» Written exercise
Look through the material below. Copy every line with the string "statuts" in it.

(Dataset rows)
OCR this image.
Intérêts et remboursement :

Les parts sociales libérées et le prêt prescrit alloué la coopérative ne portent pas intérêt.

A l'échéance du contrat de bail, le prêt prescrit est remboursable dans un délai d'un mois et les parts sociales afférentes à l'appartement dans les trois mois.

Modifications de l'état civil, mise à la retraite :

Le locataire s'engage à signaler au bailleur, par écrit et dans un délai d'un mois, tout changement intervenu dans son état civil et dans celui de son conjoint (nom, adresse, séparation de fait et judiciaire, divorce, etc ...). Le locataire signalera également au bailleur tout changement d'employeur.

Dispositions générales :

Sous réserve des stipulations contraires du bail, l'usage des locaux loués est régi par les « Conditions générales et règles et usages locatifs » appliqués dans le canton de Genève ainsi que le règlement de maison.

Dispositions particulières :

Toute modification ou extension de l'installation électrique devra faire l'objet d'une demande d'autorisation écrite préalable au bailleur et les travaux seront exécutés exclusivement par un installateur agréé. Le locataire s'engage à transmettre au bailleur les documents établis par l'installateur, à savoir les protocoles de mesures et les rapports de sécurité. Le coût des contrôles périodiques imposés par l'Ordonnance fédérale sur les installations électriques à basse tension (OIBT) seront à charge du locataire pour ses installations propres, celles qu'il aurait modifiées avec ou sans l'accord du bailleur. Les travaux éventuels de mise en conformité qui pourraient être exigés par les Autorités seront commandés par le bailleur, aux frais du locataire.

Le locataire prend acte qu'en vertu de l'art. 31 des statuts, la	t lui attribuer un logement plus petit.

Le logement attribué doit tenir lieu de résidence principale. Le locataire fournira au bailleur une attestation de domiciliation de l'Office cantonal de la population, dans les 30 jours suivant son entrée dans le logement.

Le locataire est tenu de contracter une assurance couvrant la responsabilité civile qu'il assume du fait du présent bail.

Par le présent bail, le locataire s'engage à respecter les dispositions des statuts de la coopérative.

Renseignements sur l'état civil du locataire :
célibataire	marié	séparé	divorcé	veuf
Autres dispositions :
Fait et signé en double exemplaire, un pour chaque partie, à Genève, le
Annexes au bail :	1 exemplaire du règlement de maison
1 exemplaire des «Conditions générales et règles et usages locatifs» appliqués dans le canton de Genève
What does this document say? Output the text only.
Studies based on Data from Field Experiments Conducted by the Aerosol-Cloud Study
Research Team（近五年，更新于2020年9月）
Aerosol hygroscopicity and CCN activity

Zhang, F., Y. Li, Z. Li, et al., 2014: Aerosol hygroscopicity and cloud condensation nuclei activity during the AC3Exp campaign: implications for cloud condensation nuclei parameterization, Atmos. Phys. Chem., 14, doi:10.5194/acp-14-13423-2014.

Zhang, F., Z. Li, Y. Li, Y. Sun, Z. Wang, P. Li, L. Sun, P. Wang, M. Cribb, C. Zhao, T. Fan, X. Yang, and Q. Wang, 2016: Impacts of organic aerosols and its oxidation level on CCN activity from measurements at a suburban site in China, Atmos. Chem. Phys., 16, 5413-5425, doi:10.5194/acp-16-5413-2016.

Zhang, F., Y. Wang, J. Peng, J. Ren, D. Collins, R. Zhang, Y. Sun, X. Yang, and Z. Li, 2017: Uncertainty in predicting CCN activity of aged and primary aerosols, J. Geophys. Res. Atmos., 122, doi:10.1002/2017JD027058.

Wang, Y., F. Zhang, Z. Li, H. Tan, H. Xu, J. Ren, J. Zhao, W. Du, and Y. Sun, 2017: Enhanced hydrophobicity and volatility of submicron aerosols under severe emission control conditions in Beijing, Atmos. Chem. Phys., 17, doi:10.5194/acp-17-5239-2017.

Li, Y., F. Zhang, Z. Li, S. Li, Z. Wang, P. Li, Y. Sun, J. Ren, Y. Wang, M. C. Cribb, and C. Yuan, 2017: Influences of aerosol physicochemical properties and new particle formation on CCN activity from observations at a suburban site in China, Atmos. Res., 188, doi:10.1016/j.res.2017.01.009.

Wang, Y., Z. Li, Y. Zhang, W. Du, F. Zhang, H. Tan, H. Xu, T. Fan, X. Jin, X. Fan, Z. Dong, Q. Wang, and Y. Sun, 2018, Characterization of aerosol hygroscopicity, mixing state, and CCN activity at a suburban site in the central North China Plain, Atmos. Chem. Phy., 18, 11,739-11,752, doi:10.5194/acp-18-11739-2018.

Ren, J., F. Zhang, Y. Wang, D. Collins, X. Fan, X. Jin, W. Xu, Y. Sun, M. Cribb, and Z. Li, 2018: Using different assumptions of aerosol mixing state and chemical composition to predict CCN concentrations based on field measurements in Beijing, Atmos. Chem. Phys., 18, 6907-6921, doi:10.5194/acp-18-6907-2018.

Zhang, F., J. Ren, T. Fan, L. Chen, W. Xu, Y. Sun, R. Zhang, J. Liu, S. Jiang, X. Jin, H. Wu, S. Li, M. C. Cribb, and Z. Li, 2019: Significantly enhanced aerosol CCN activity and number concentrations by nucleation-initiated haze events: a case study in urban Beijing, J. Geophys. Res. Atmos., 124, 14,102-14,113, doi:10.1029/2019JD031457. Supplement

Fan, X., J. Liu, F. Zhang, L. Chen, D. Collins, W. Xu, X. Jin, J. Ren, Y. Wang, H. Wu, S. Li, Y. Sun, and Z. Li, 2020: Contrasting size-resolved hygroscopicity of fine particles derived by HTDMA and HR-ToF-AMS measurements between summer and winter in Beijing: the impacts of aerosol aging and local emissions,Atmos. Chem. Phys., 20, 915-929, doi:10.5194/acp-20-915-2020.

» Response
Le locataire prend acte qu'en vertu de l'art. 31 des statuts, la	t lui attribuer un logement plus petit.
Par le présent bail, le locataire s'engage à respecter les dispositions des statuts de la coopérative.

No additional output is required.